__DATA__.
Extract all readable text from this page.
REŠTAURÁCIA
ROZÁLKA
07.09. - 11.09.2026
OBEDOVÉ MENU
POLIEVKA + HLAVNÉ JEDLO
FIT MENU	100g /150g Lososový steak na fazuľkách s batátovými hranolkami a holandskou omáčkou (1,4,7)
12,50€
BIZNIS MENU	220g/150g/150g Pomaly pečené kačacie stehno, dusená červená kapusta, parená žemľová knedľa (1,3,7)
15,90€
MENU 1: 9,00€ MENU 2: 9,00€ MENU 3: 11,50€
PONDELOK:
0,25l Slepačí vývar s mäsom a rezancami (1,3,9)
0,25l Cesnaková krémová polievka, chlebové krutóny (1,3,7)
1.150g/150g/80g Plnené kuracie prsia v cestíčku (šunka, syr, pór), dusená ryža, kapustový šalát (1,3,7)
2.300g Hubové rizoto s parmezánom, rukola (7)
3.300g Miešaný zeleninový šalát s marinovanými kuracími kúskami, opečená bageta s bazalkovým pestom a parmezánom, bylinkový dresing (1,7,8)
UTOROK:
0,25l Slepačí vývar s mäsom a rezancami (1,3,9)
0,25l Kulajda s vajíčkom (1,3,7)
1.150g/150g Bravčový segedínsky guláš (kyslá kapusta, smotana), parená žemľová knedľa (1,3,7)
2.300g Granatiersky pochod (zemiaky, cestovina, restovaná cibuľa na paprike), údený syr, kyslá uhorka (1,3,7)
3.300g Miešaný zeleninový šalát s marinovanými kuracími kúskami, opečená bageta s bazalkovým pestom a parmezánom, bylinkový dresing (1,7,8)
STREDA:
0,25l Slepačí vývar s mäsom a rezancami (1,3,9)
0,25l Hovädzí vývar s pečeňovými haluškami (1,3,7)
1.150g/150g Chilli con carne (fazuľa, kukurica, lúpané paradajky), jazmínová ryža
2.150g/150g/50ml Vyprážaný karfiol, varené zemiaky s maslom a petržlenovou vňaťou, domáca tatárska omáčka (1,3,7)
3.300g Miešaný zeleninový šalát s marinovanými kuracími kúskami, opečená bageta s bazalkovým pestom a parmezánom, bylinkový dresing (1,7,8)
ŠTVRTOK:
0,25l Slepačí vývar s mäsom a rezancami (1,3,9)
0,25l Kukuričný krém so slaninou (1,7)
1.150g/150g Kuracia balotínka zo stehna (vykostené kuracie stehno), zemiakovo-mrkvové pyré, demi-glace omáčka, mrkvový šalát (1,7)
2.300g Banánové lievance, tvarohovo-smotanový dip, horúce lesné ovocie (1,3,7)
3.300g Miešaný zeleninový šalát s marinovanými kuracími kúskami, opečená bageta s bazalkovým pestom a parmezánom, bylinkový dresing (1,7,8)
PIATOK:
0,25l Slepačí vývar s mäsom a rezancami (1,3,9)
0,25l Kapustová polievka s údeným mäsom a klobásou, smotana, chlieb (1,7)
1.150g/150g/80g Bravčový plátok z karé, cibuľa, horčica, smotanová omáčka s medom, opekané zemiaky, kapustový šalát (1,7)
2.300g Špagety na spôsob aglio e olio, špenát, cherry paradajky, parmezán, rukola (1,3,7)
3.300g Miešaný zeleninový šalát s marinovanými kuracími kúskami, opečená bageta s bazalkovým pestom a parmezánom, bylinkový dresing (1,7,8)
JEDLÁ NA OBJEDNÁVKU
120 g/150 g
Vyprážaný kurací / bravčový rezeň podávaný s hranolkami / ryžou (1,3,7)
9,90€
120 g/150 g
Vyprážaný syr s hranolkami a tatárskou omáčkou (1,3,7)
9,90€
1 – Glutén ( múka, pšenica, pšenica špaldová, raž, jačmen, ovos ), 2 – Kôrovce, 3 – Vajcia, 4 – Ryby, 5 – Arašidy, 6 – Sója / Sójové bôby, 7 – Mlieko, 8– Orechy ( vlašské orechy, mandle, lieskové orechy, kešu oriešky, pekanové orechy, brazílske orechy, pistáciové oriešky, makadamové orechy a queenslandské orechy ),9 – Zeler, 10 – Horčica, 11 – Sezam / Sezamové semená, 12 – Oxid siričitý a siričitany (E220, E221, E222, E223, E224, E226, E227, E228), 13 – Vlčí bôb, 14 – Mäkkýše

__WHAT THE TASK REQUIRES__. Which lines of the data include "hranolkami"? Copy each of them.

__ANSWER FOR THIS EXERCISE__.
FIT MENU	100g /150g Lososový steak na fazuľkách s batátovými hranolkami a holandskou omáčkou (1,4,7)
Vyprážaný kurací / bravčový rezeň podávaný s hranolkami / ryžou (1,3,7)
Vyprážaný syr s hranolkami a tatárskou omáčkou (1,3,7)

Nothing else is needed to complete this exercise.